(begin)

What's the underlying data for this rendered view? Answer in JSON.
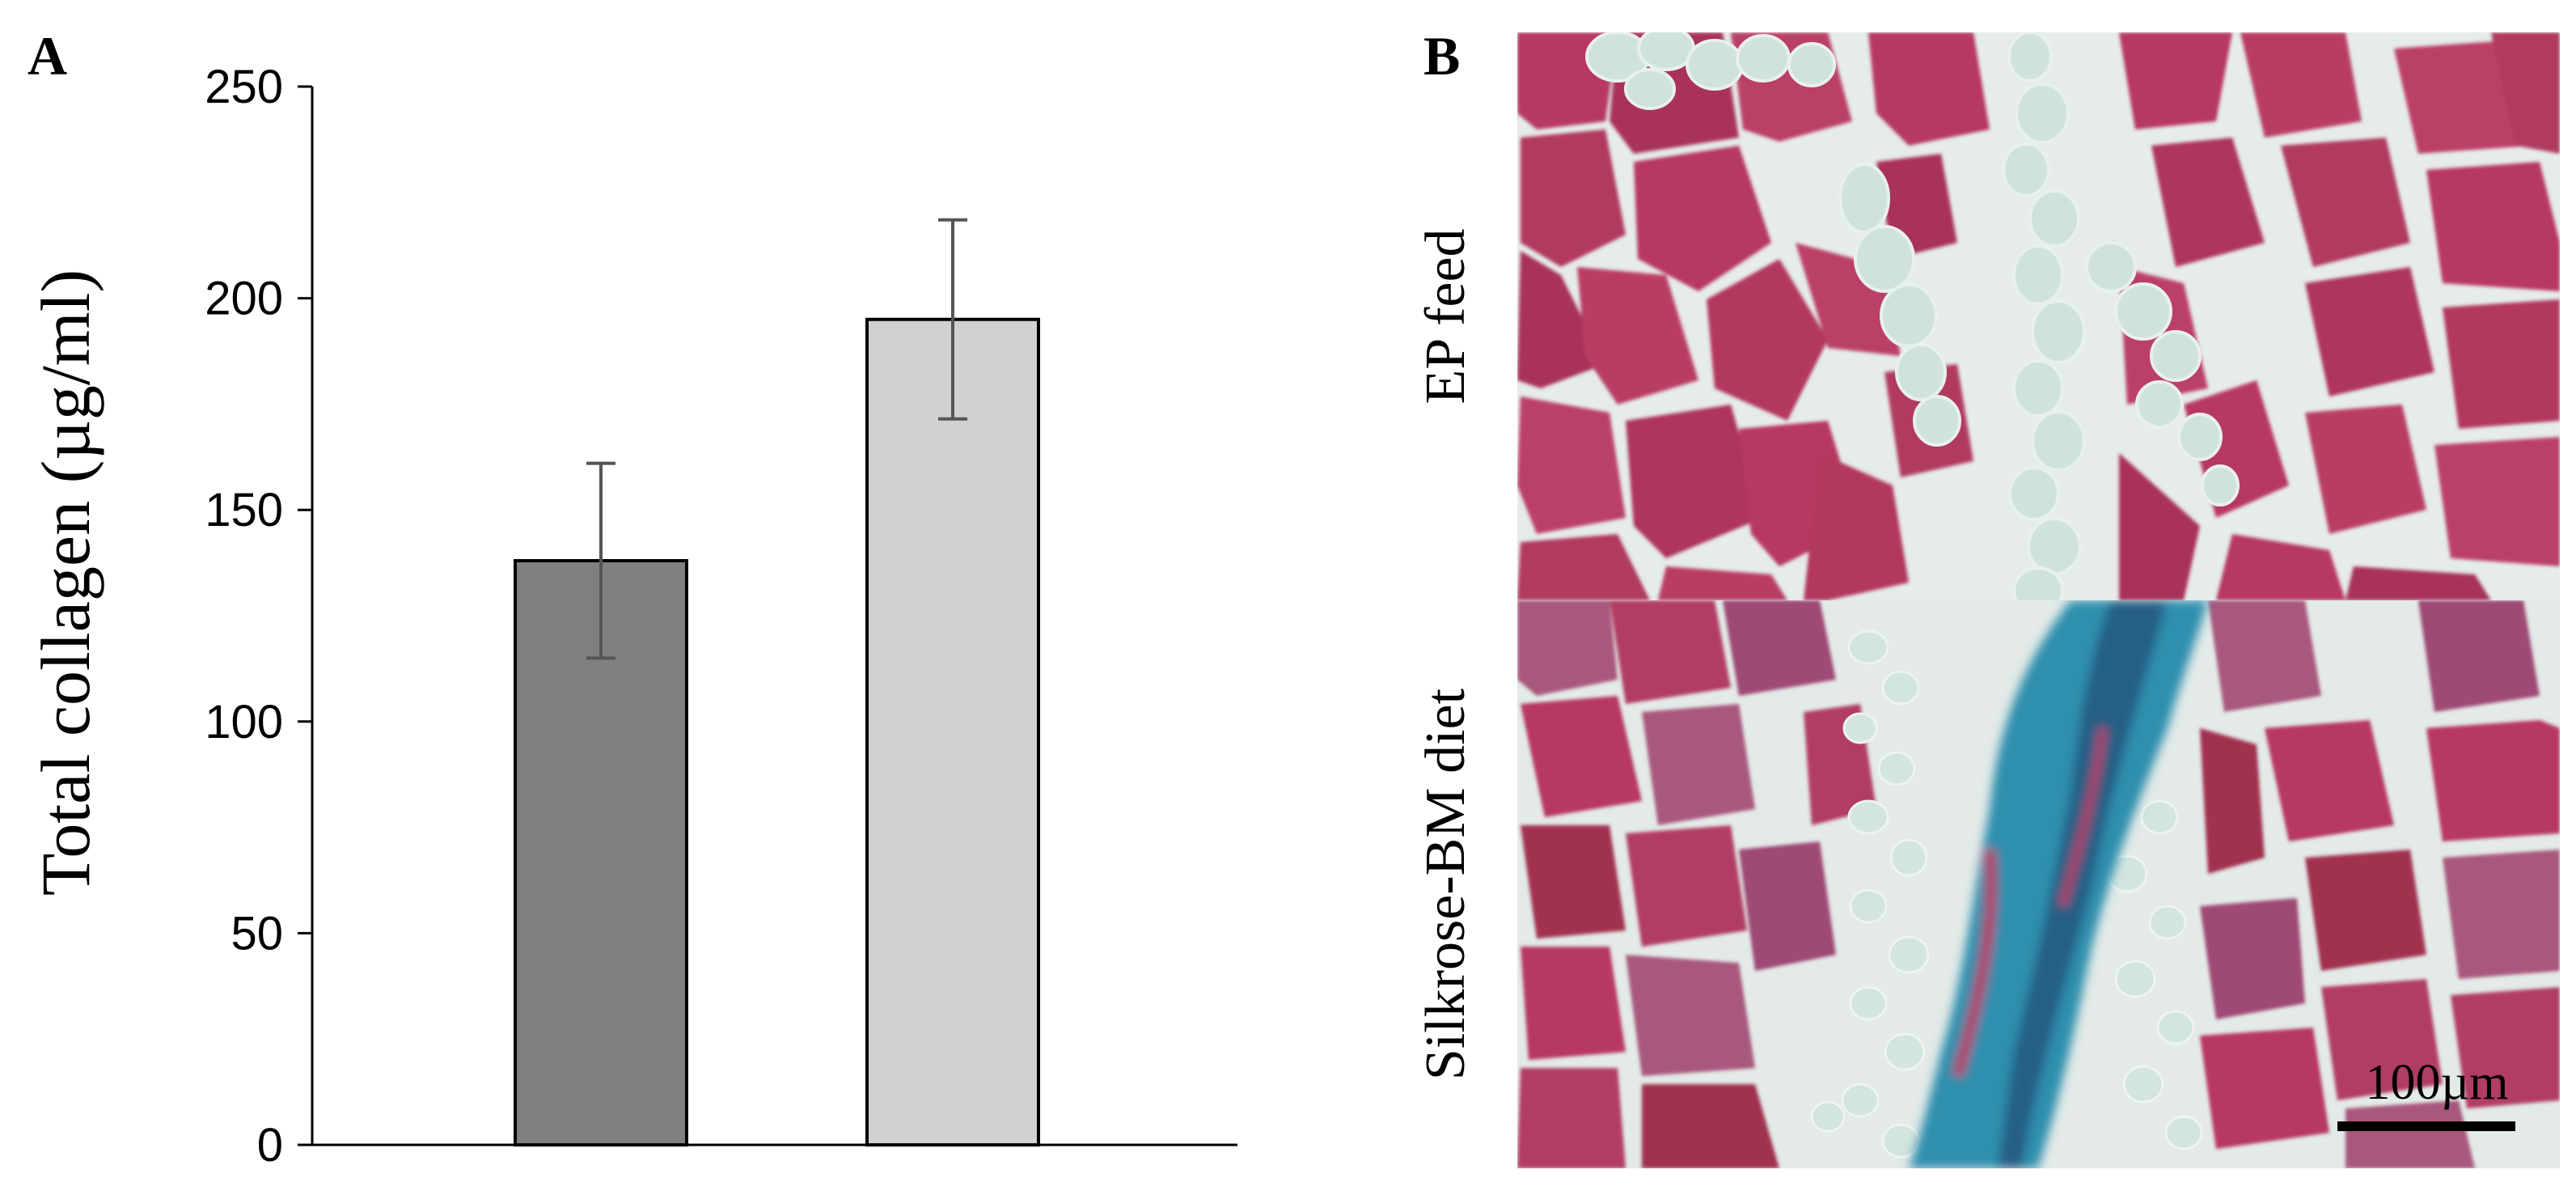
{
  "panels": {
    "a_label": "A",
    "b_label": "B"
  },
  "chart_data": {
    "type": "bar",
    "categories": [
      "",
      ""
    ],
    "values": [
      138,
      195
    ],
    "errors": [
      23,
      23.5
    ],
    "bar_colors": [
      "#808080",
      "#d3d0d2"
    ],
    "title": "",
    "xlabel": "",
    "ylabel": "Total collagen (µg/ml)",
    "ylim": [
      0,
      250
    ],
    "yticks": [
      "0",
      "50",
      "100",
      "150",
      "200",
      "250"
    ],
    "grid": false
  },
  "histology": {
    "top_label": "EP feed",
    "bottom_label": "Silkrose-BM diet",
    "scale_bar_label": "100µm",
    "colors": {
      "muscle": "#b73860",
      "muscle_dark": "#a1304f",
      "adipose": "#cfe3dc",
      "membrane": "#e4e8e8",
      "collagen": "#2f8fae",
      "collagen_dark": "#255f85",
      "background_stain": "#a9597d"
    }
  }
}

(end)
(begin)

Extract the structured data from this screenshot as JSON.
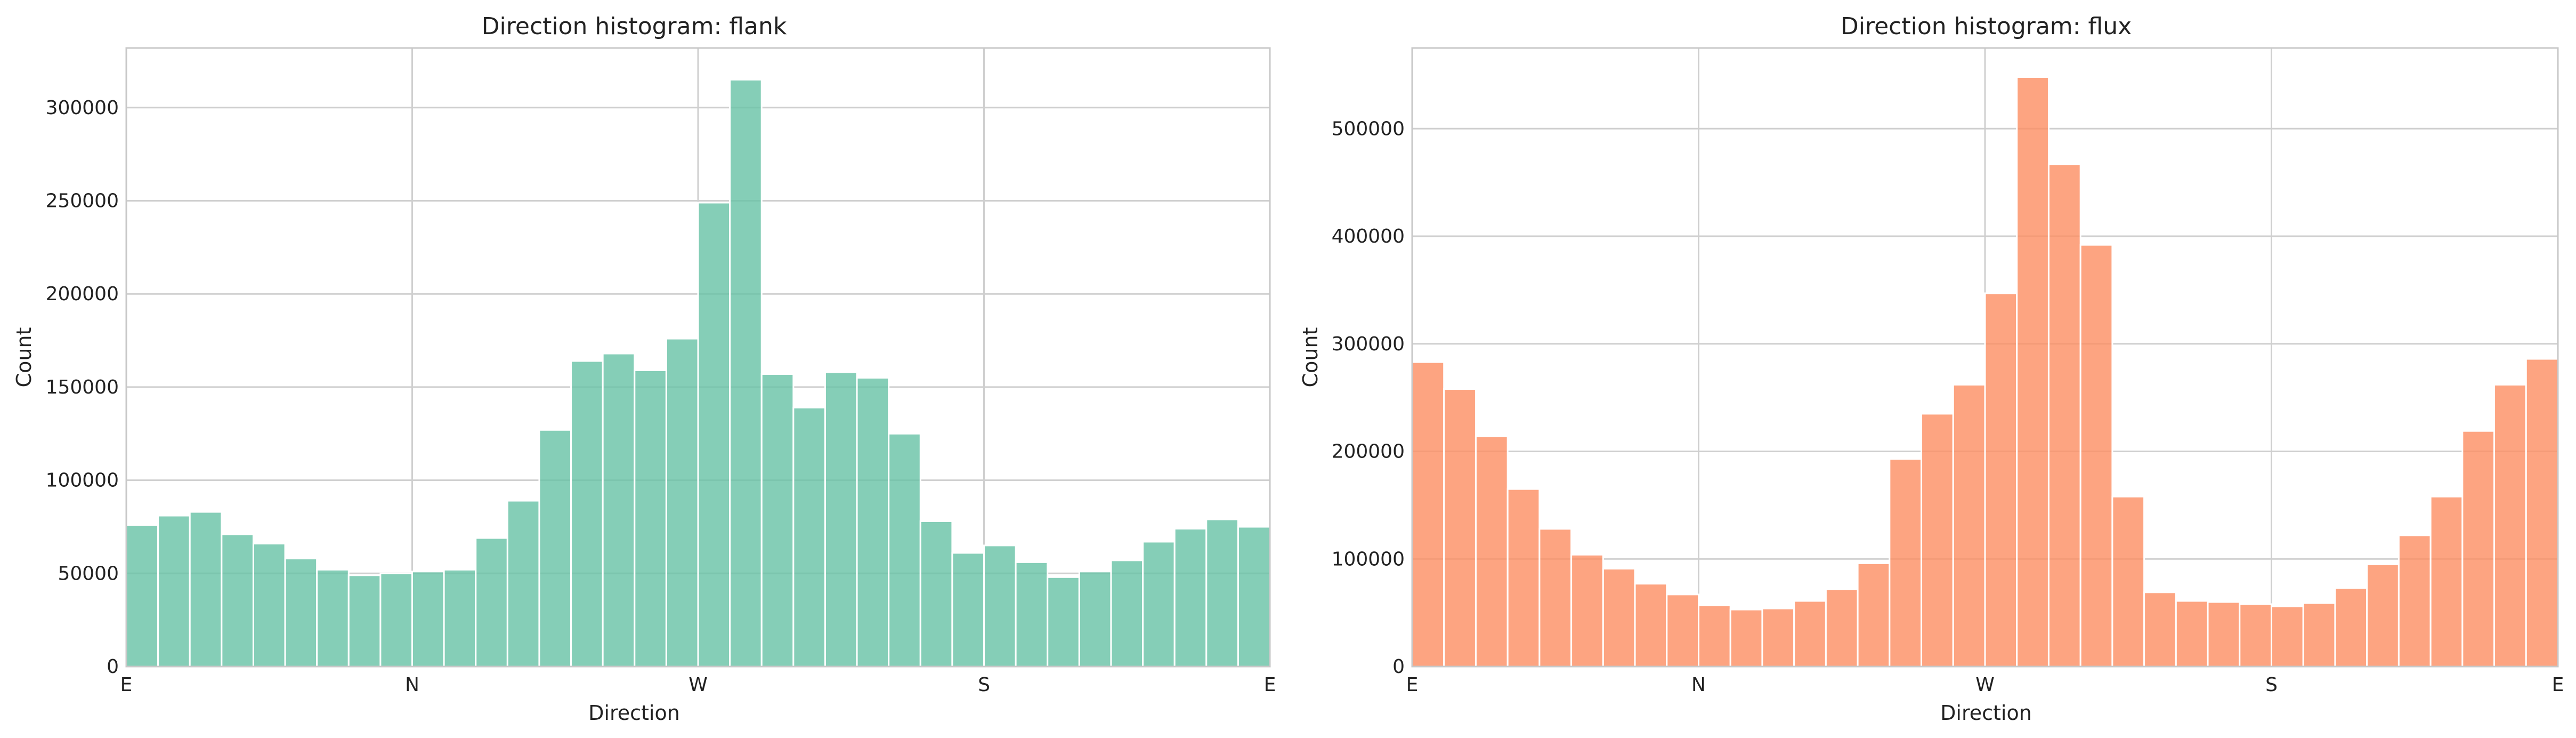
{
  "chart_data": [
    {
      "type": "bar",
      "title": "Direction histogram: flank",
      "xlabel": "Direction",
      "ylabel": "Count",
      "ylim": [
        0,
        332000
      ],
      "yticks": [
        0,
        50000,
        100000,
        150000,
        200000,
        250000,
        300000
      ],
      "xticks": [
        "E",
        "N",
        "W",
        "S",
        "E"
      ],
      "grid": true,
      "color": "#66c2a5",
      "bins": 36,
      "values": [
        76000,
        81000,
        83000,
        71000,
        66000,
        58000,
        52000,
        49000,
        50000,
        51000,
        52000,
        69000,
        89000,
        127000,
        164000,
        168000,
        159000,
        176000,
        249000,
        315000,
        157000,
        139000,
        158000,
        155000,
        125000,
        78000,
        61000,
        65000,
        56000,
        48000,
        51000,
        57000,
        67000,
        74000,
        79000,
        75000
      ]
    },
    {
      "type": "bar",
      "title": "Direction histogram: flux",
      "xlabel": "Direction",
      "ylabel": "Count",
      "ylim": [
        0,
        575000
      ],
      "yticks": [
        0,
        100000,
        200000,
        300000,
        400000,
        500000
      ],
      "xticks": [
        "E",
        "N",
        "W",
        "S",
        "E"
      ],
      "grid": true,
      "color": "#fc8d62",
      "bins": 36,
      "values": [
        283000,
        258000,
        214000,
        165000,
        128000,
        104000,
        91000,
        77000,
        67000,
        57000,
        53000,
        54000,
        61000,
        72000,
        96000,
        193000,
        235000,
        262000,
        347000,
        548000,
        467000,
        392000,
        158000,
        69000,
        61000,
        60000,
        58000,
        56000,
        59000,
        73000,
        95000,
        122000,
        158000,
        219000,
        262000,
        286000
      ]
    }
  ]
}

(end)
(begin)

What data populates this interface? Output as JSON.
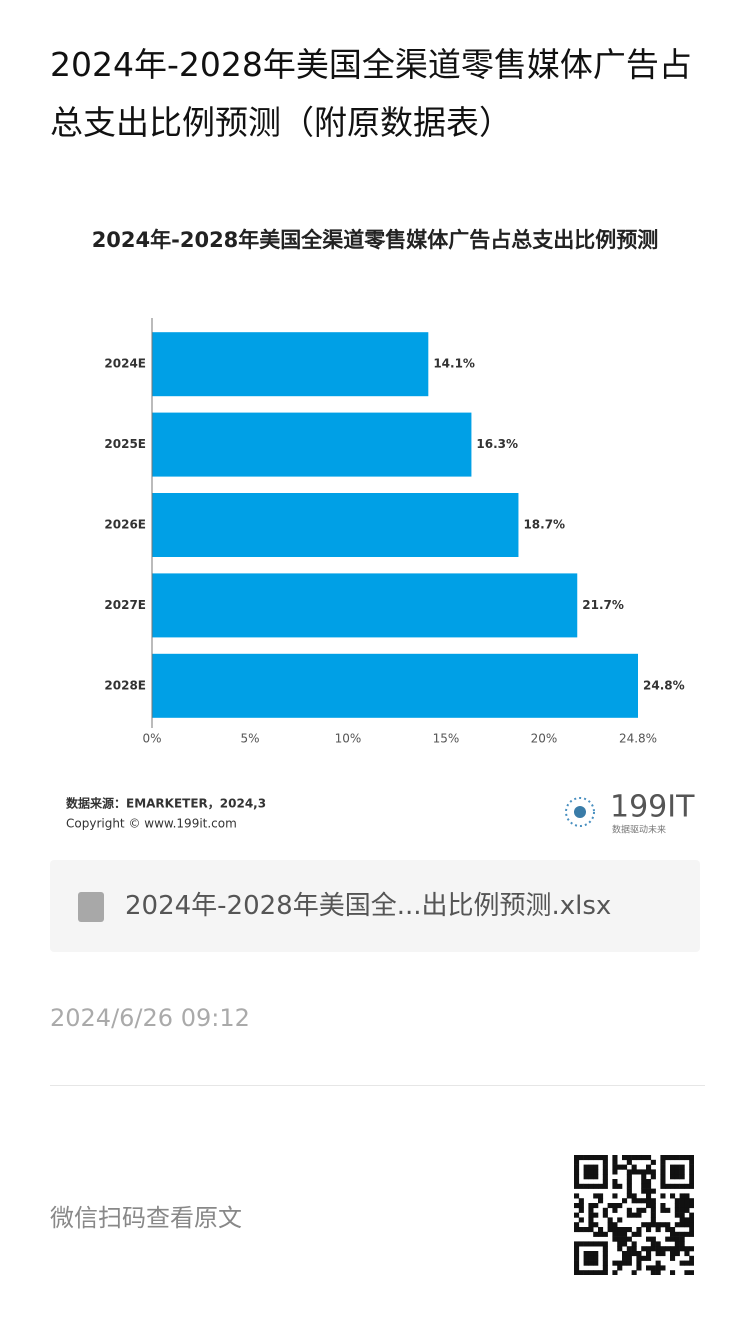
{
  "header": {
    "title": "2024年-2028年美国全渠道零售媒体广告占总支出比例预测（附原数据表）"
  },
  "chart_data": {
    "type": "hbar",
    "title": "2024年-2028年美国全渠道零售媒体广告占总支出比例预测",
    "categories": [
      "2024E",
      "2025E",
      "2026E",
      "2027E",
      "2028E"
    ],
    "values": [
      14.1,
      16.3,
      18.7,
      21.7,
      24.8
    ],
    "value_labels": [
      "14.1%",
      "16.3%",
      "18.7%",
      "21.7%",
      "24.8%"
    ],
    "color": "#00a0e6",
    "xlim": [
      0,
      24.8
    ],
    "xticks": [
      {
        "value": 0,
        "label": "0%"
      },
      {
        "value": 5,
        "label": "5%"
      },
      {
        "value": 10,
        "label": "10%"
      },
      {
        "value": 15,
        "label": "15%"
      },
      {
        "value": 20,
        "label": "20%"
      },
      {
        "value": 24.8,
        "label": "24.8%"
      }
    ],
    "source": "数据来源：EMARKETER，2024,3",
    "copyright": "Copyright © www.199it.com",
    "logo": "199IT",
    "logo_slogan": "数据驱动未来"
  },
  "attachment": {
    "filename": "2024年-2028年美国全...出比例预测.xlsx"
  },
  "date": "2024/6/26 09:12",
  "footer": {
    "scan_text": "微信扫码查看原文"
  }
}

(end)

Given exercise →
Show all lines above holding "Direction".

The result →
      "title": "Direction histogram: flank",
      "xlabel": "Direction",
      "title": "Direction histogram: flux",
      "xlabel": "Direction",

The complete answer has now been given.